[START OF GIVEN INFORMATION]
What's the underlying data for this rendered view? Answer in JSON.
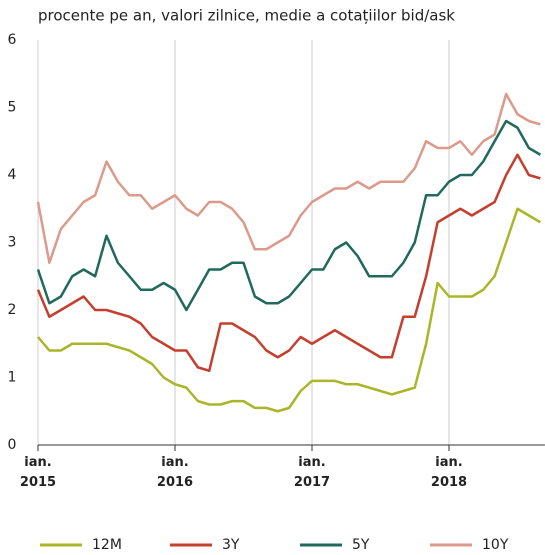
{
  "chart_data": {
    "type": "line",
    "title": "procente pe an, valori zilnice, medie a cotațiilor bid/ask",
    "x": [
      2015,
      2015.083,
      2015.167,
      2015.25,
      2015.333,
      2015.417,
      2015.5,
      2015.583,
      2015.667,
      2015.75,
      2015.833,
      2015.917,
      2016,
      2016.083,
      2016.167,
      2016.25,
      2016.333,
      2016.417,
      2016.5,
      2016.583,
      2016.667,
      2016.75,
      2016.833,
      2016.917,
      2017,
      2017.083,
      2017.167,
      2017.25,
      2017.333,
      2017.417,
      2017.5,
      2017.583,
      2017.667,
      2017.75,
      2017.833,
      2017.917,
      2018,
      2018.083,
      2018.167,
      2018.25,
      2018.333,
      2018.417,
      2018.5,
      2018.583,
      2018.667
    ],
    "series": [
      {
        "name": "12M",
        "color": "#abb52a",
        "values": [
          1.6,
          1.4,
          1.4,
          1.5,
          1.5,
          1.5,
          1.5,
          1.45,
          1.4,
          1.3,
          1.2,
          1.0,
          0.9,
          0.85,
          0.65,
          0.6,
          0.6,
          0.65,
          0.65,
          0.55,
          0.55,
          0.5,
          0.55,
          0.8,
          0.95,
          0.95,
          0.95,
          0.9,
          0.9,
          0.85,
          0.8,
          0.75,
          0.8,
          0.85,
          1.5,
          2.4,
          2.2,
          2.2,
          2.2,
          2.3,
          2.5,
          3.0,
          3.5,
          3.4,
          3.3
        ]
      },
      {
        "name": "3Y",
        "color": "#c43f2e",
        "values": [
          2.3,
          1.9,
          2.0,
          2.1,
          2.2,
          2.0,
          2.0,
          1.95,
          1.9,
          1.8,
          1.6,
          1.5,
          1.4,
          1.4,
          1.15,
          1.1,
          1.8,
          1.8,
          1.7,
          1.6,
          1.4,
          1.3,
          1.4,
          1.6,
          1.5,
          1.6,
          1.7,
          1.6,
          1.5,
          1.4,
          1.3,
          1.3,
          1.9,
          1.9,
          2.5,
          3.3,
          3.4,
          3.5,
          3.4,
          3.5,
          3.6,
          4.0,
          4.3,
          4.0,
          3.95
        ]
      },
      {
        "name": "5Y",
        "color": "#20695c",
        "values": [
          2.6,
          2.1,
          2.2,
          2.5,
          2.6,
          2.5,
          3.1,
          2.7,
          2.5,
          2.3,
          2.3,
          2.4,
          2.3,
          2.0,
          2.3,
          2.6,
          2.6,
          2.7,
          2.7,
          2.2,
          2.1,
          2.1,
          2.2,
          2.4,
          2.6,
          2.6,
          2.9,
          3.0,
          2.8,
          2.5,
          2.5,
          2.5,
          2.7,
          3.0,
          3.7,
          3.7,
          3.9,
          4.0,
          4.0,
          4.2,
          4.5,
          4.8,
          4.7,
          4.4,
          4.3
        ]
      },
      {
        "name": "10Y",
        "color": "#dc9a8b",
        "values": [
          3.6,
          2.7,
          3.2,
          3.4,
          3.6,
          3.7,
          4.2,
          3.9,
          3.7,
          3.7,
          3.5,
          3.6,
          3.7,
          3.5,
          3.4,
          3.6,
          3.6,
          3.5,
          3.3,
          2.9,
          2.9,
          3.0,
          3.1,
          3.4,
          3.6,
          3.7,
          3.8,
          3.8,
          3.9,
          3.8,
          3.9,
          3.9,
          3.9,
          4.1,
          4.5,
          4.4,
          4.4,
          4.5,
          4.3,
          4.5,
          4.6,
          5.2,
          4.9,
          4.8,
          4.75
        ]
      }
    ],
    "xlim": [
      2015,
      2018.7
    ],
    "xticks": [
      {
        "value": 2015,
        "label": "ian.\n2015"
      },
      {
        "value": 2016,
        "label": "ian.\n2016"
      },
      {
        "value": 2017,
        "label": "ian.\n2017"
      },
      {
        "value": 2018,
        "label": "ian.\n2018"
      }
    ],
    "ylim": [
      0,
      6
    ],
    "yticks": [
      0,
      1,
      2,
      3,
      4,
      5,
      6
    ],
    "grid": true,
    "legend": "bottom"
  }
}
[END OF GIVEN INFORMATION]
[JOB]
Pick each line holding the word "color" out of the data and copy it.

[FULL SOLUTION]
        "color": "#abb52a",
        "color": "#c43f2e",
        "color": "#20695c",
        "color": "#dc9a8b",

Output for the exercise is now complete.